Electrical Engineering Minor
A minor in Electrical Engineering (EE) will prepare students for additional study or employment in electrical engineering fields. Students will become familiar with basic theory and techniques necessary for analyzing electrical and electronics systems and informing their design decisions involving electrical and electronics systems. Academic advising toward the EE minor is available from the ECE Undergraduate Advisor located in 135 Simrall.
Students majoring in Electrical Engineering and Computer Engineering are not eligible.
A minimum of 16 hours must be taken to obtain the EE minor. All courses used to earn the EE minor must be taken at MSU. A grade of "C" or better must be earned in all courses for the EE minor. A minimum grade point average of 2.0/4.0 is required in all courses taken as a part of the EE minor.

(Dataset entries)

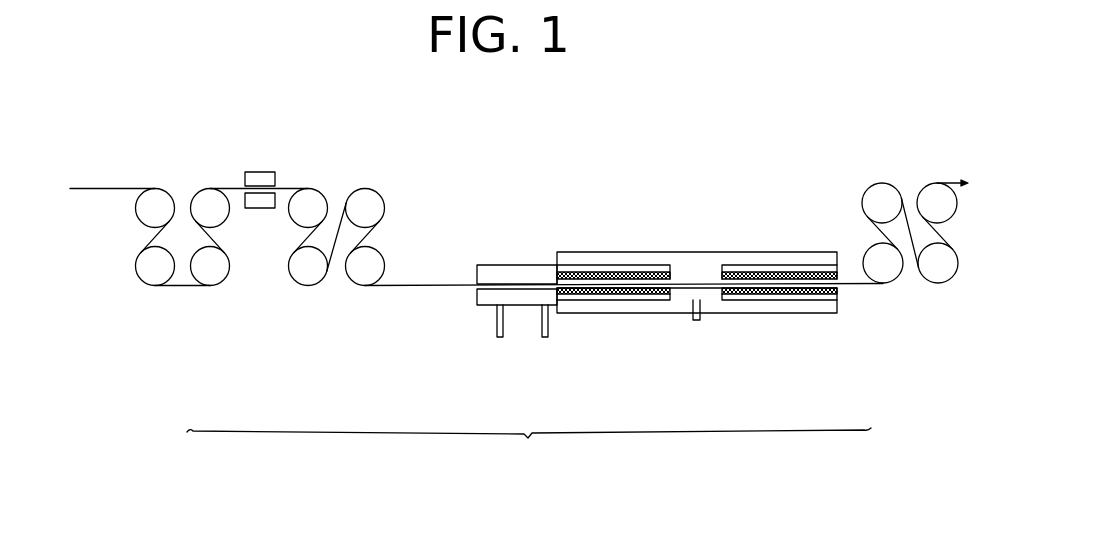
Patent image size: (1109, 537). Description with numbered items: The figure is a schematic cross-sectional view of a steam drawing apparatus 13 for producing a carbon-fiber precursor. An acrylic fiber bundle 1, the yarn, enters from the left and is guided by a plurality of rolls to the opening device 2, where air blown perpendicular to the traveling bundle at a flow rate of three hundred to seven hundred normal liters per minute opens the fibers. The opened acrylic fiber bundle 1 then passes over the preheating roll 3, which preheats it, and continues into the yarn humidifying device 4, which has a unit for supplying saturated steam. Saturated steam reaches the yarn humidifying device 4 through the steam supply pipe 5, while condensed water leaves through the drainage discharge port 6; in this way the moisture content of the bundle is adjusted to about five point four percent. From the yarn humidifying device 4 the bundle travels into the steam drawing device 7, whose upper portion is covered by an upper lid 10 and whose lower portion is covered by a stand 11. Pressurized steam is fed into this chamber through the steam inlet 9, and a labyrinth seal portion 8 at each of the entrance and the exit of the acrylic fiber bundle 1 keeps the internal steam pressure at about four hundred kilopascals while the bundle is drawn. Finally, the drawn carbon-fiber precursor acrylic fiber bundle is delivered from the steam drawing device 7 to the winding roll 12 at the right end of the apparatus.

The acrylic fiber bundle 1 is at (103, 188).
The opening device 2 is at (262, 172).
The preheating roll 3 is at (366, 194).
The yarn humidifying device 4 is at (492, 271).
The steam supply pipe 5 is at (544, 337).
The drainage discharge port 6 is at (499, 337).
The steam drawing device 7 is at (682, 206).
The labyrinth seal portion 8 is at (590, 266).
The steam inlet 9 is at (697, 320).
The upper lid 10 is at (722, 252).
The stand 11 is at (740, 313).
The winding roll 12 is at (890, 268).
The steam drawing apparatus 13 is at (529, 449).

▶ **Instructions**:
1. Copy the records from their beginning through the line containing "The steam drawing device 7 is at (682, 206).", both ends included, and leave the pictures out of your copy.
2. Carry on the passage about the Electrical Engineering minor, starting after its final sentence.

▶ **Answers per task**:
1.
Patent image size: (1109, 537). Description with numbered items: The figure is a schematic cross-sectional view of a steam drawing apparatus 13 for producing a carbon-fiber precursor. An acrylic fiber bundle 1, the yarn, enters from the left and is guided by a plurality of rolls to the opening device 2, where air blown perpendicular to the traveling bundle at a flow rate of three hundred to seven hundred normal liters per minute opens the fibers. The opened acrylic fiber bundle 1 then passes over the preheating roll 3, which preheats it, and continues into the yarn humidifying device 4, which has a unit for supplying saturated steam. Saturated steam reaches the yarn humidifying device 4 through the steam supply pipe 5, while condensed water leaves through the drainage discharge port 6; in this way the moisture content of the bundle is adjusted to about five point four percent. From the yarn humidifying device 4 the bundle travels into the steam drawing device 7, whose upper portion is covered by an upper lid 10 and whose lower portion is covered by a stand 11. Pressurized steam is fed into this chamber through the steam inlet 9, and a labyrinth seal portion 8 at each of the entrance and the exit of the acrylic fiber bundle 1 keeps the internal steam pressure at about four hundred kilopascals while the bundle is drawn. Finally, the drawn carbon-fiber precursor acrylic fiber bundle is delivered from the steam drawing device 7 to the winding roll 12 at the right end of the apparatus.

The acrylic fiber bundle 1 is at (103, 188).
The opening device 2 is at (262, 172).
The preheating roll 3 is at (366, 194).
The yarn humidifying device 4 is at (492, 271).
The steam supply pipe 5 is at (544, 337).
The drainage discharge port 6 is at (499, 337).
The steam drawing device 7 is at (682, 206).

2.
For all eligible MSU majors, the EE minor consists of four required courses/labs and two restricted elective courses. Some courses may require other courses as prerequisites. Students must meet all prerequisites to register for a course. Prerequisite courses of note are: PH 2223, MA 1723, and MA 3253.
| Required Courses | ||
| ECE 3413 | Introduction to Electronic Circuits | 3 |
| or ECE 3423 | Circuits I | |
| ECE 3421 | Circuits I Lab | 1 |
| ECE 3433 | Circuits II | 3 |
| ECE 3244 | Electronics I | 4 |
| Restricted Elective Courses - Select two fo the following: | 6-8 | |
| Introduction to Solid State Electronics | ||
| Electromagnetics I | ||
| Electromagnetics II | ||
| Electronics II | ||
| Signals and Systems | ||
| ECE 3614 | Fundamentals of Energy Systems | 4 |
| Digital Devices and Logic Design | ||
| Microprocessors | ||
| Total Hours | 17 | |
Courses
ECE 1001 First Year Seminar: 1 hour.
One hour lecture. First-year seminars explore a diverse arrary of topics that provide students with an opportunity to learn about a specific discipline from skilled faculty members
ECE 1013 Foundations in ECE: 3 hours.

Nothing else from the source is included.